>> begin ENTRIES SUPPLIED

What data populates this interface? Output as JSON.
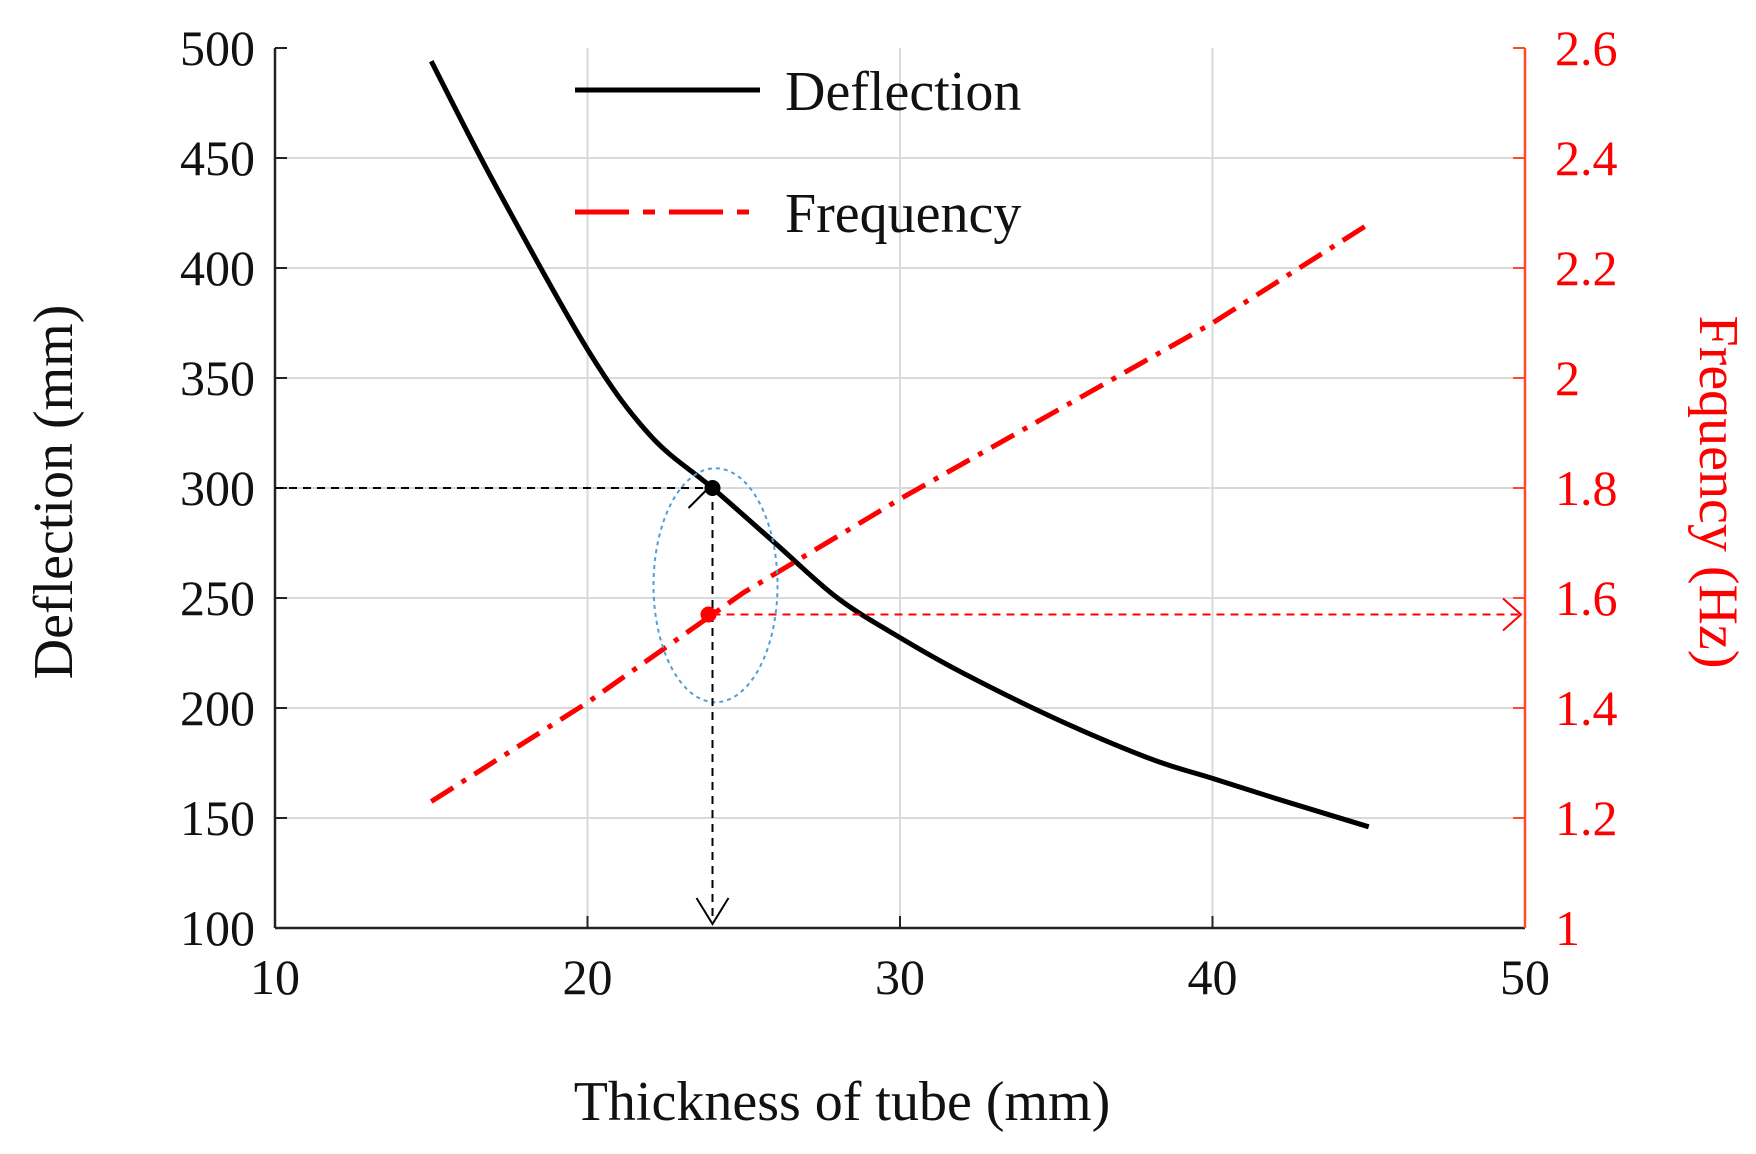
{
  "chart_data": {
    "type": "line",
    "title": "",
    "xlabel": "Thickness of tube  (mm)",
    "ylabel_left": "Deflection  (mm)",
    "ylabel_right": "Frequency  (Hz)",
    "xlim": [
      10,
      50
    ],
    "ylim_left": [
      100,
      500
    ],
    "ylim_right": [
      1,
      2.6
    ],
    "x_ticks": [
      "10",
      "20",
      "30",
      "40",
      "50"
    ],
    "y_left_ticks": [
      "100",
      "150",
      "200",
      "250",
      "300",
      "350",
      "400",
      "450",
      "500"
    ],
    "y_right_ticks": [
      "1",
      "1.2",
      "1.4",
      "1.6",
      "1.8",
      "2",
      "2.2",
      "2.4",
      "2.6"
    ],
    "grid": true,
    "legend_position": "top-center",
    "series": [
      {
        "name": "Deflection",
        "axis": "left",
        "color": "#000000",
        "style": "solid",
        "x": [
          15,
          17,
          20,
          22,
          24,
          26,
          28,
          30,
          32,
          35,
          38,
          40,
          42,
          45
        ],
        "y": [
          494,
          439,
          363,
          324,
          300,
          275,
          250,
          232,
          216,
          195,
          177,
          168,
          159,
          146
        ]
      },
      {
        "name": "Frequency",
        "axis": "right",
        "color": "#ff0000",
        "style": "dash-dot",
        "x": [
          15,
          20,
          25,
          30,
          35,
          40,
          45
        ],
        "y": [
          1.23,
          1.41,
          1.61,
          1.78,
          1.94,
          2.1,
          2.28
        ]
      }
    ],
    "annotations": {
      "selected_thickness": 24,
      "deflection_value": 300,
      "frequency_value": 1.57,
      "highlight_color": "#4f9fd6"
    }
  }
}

>> end ENTRIES SUPPLIED
>> begin ENTRIES SUPPLIED

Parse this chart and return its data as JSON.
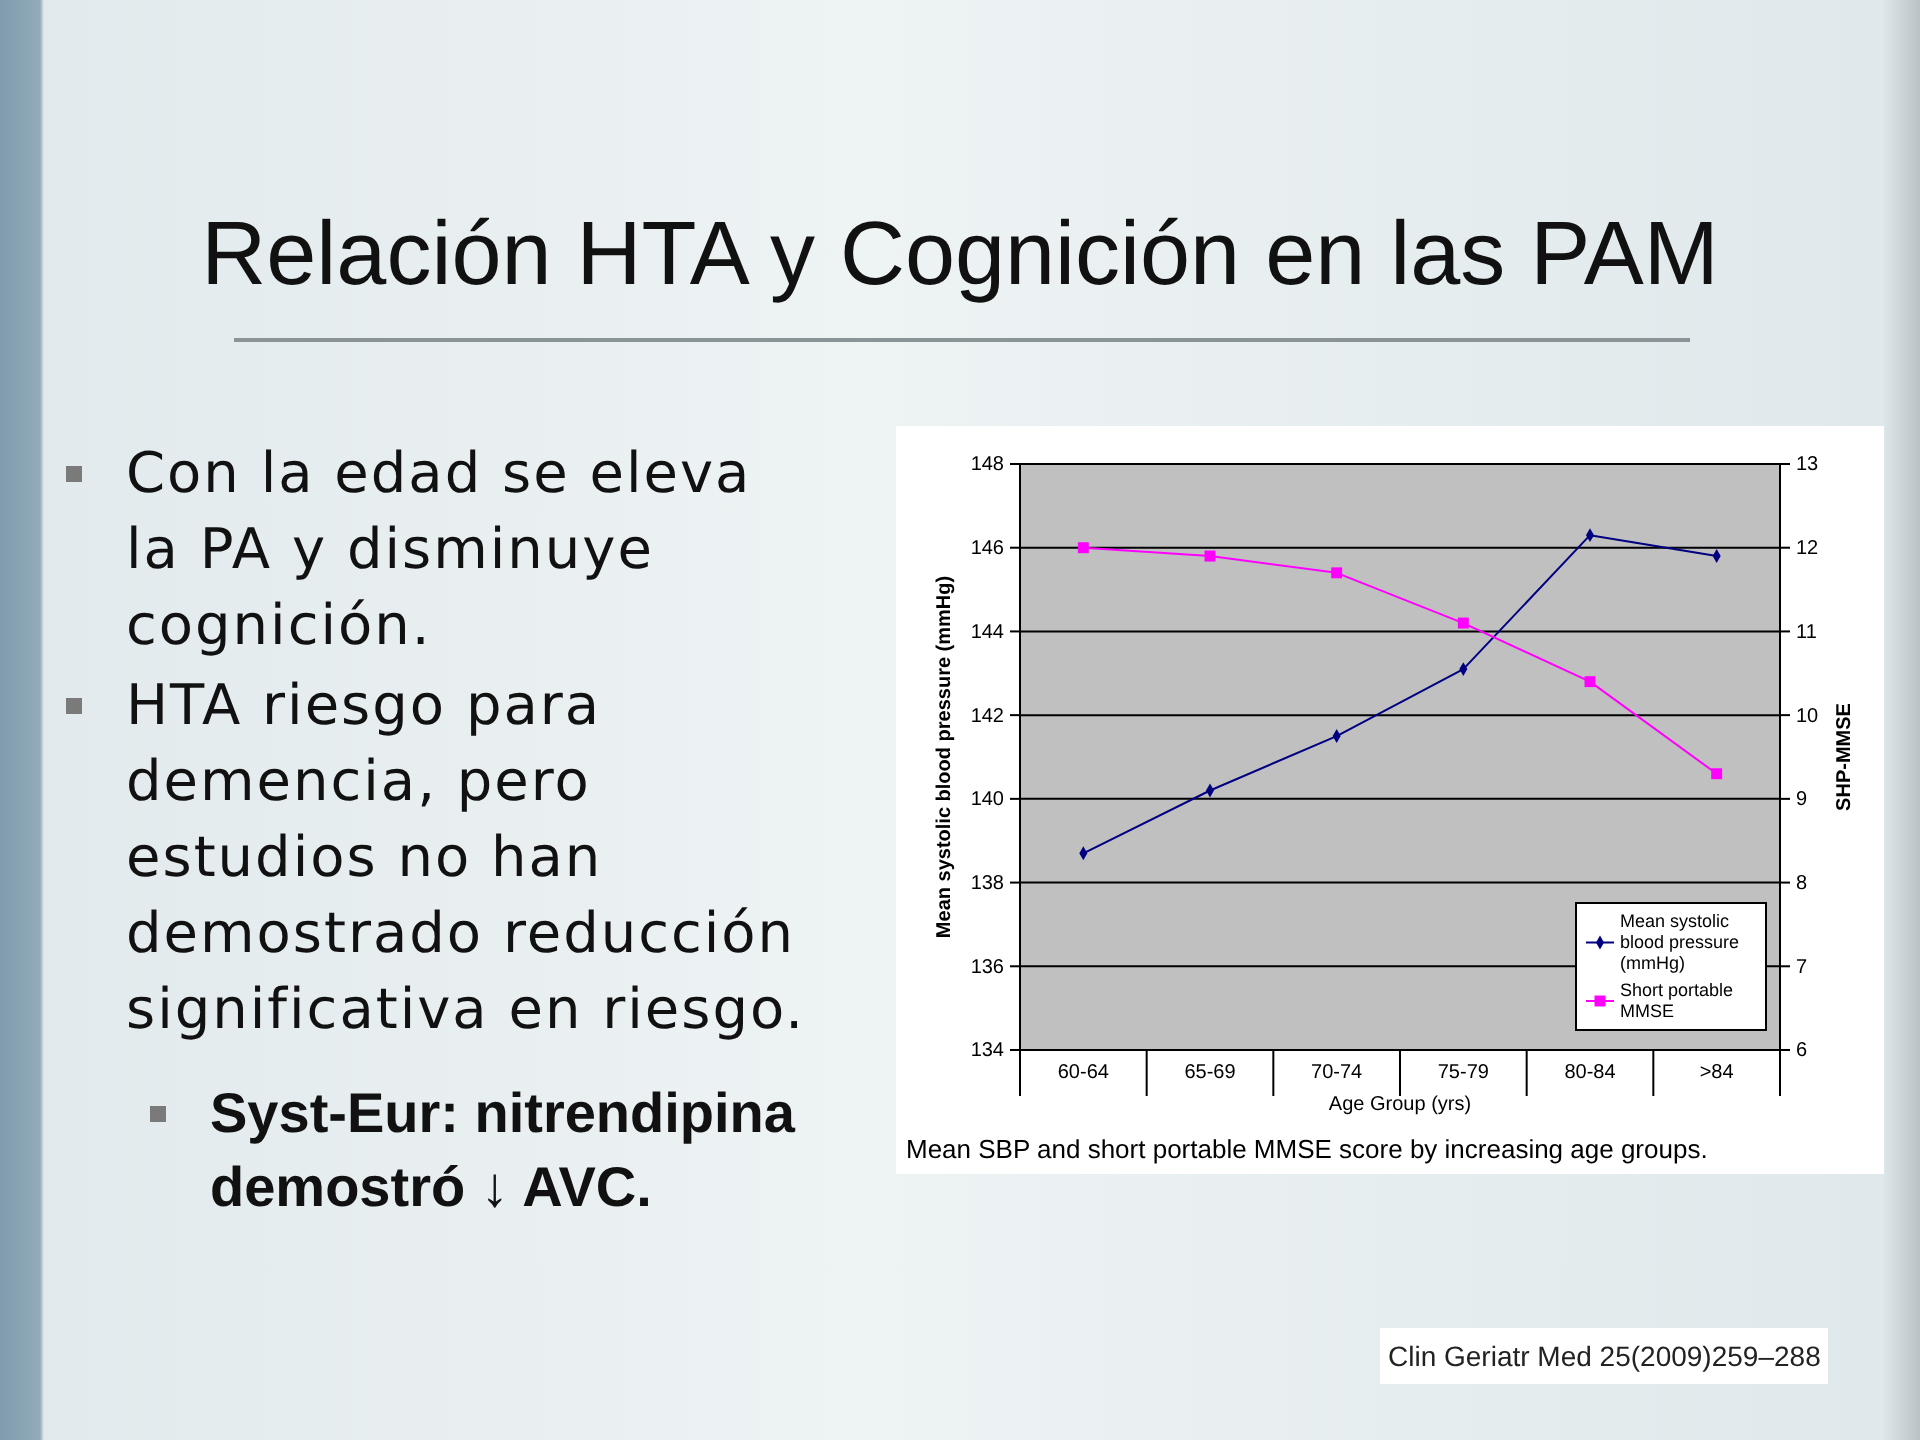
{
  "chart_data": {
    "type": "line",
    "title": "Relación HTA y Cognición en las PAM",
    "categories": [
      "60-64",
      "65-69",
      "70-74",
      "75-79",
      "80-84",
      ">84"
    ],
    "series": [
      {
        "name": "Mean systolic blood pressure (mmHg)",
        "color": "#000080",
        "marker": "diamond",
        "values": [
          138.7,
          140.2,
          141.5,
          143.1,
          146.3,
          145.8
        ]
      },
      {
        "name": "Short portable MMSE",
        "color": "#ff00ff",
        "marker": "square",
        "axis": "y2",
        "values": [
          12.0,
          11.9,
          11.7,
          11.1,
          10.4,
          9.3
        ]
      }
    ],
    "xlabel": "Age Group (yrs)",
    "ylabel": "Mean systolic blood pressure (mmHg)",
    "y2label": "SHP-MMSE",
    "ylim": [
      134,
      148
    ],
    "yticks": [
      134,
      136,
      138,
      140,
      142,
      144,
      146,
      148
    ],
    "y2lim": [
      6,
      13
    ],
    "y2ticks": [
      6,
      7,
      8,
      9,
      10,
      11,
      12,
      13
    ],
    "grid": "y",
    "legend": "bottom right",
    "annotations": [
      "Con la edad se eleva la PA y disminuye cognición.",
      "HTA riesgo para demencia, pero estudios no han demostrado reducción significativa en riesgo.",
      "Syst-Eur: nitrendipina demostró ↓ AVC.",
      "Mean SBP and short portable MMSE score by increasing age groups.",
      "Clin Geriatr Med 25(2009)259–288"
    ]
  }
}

>> end ENTRIES SUPPLIED

Which lines include "mmHg"? Copy each of them out.

**FINISHED TASK:**
        "name": "Mean systolic blood pressure (mmHg)",
    "ylabel": "Mean systolic blood pressure (mmHg)",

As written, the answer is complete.